Dataset items
○ ○ ○

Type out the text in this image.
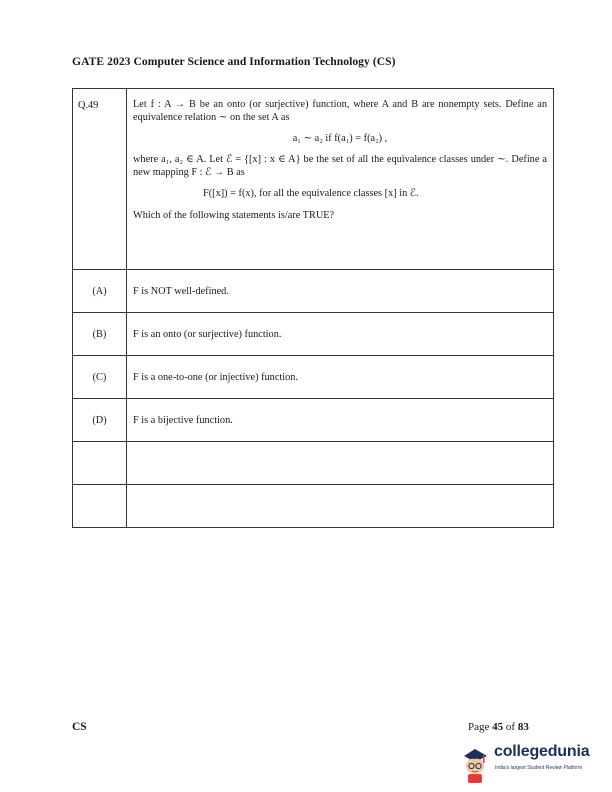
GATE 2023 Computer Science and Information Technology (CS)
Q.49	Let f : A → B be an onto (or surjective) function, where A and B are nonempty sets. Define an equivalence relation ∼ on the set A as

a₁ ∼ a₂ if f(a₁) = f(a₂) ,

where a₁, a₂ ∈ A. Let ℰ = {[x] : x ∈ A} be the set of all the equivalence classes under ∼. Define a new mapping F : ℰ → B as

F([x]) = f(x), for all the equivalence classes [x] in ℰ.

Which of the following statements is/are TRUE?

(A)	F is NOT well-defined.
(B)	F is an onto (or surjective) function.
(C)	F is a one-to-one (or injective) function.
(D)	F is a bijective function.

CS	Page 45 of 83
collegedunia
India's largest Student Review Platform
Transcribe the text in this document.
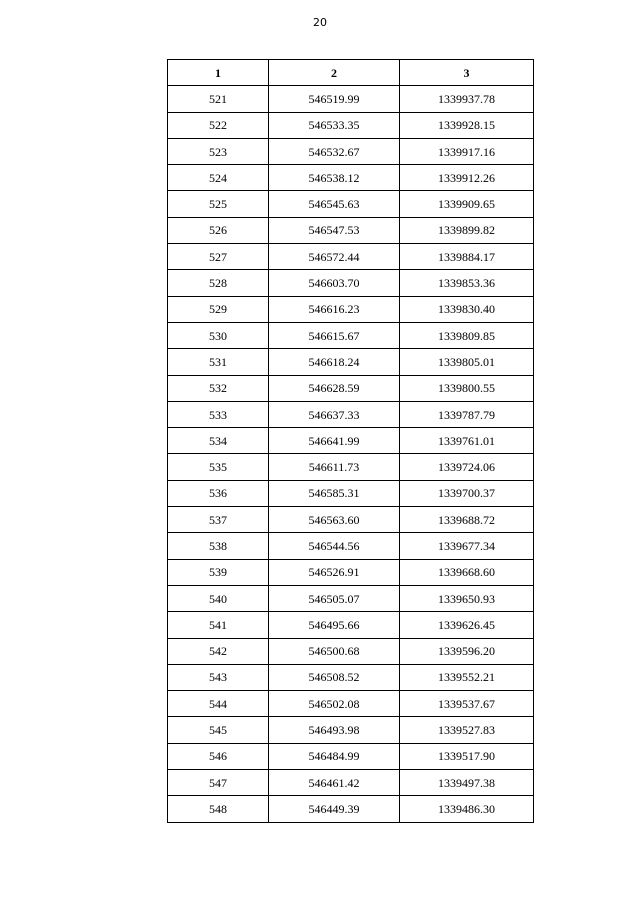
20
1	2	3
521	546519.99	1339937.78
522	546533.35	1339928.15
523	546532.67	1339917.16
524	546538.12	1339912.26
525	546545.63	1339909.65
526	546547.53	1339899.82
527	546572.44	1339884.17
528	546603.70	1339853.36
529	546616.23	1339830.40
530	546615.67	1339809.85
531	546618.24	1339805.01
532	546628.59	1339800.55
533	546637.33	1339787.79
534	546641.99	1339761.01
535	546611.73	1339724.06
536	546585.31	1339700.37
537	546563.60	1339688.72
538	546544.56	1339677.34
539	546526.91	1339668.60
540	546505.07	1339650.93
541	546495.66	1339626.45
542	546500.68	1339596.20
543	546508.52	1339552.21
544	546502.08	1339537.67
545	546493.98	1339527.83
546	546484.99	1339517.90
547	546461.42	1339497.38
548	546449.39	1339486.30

○ ○ ○

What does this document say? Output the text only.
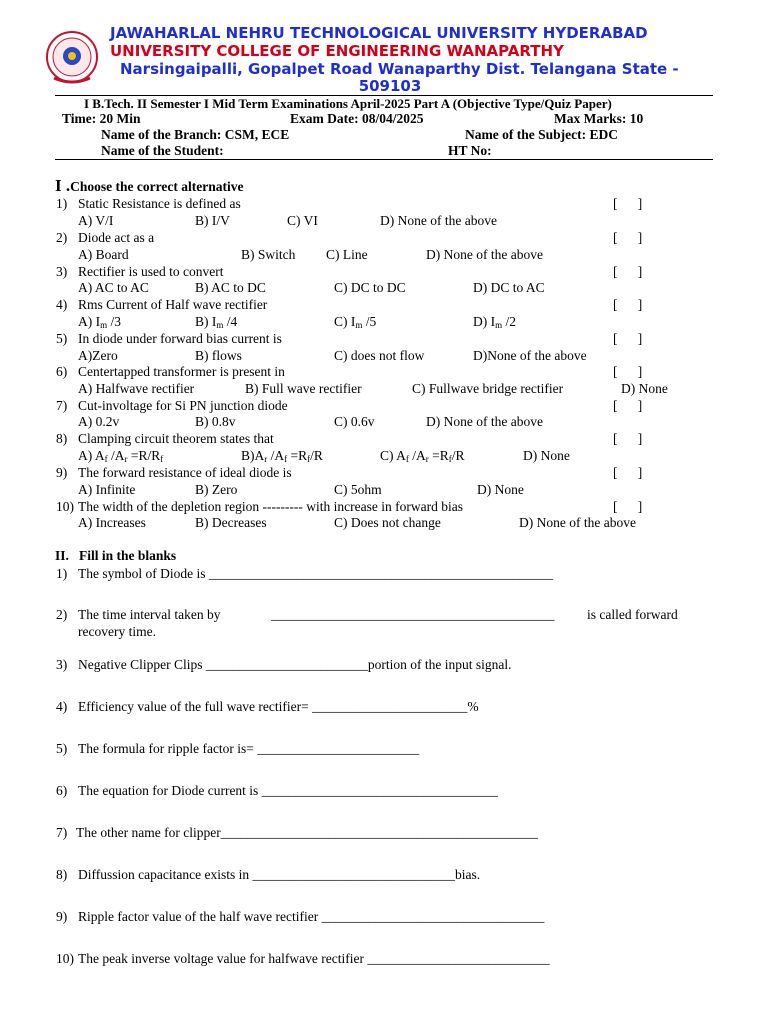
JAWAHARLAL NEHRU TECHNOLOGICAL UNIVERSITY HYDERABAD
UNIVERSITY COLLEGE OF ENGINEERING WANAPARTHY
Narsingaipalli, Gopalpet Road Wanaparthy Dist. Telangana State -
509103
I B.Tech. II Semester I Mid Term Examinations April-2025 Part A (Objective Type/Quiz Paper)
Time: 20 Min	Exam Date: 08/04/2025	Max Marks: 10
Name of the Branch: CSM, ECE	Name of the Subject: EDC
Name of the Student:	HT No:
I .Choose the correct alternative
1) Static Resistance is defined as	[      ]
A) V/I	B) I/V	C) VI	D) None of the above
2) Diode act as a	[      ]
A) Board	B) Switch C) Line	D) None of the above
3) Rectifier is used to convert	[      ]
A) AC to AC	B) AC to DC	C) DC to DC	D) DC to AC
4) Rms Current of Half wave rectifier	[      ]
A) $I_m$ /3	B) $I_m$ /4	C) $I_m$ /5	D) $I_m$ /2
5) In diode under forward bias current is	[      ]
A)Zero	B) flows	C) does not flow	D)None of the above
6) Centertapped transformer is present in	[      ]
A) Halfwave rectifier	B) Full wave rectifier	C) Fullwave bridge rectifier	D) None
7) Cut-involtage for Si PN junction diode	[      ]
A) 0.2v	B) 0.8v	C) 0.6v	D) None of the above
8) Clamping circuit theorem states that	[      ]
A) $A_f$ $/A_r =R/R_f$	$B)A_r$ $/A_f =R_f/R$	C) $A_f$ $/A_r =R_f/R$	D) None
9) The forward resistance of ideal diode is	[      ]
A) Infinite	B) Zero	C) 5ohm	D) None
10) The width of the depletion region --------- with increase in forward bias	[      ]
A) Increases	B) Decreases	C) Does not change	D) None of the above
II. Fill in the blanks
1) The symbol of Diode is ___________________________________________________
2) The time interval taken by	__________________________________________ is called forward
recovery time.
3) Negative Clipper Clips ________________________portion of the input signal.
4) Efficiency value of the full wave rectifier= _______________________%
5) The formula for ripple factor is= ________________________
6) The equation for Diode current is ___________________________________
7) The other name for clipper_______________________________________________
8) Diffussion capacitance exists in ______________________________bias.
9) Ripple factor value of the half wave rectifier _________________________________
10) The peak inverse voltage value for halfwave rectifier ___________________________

○ ○ ○

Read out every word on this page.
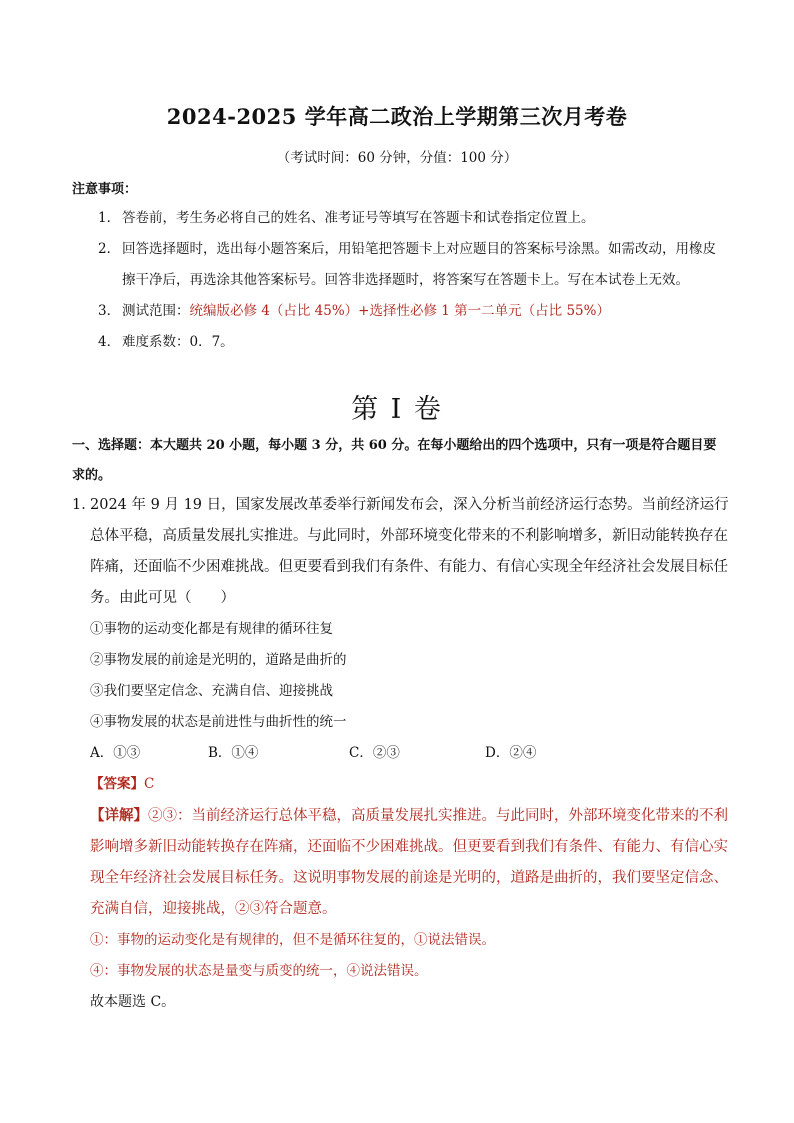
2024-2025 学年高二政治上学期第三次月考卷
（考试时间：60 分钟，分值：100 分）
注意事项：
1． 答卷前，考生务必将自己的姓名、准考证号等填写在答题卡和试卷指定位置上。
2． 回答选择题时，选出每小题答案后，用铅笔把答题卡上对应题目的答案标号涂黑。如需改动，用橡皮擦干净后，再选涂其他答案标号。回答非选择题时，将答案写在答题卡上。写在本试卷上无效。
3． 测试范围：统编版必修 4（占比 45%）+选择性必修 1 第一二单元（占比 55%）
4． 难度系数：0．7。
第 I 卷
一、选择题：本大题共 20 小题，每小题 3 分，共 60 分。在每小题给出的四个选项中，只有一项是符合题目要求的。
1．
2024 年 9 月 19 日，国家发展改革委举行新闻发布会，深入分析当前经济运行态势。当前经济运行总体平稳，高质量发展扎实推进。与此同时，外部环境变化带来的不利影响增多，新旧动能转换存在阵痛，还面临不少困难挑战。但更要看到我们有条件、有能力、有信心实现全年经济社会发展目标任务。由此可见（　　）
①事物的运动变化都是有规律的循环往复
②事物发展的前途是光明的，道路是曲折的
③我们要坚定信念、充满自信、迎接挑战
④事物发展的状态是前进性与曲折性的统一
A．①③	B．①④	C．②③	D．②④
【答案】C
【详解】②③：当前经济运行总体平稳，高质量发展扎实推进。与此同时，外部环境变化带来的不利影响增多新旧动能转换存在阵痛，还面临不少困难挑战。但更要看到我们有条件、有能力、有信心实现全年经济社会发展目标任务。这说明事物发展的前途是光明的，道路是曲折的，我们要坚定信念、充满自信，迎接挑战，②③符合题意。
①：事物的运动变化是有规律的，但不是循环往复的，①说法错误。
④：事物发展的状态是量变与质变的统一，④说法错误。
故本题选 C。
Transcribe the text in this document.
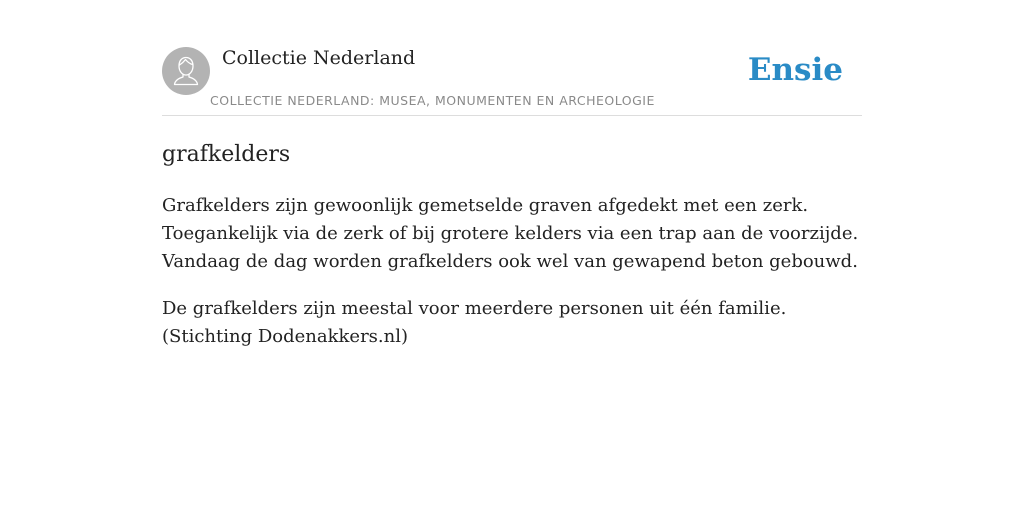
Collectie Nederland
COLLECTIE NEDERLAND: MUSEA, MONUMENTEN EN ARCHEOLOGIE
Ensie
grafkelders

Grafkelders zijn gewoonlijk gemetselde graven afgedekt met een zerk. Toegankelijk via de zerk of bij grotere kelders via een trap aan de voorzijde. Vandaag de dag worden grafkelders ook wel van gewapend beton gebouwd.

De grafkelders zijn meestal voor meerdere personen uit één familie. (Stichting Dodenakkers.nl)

○ ○ ○

◆ **EXERCISE**
Copy every line in the records above that contains the word "defined".

◆ **SOLVED EXERCISE**
(A)	F is NOT well-defined.
1) Static Resistance is defined as	[      ]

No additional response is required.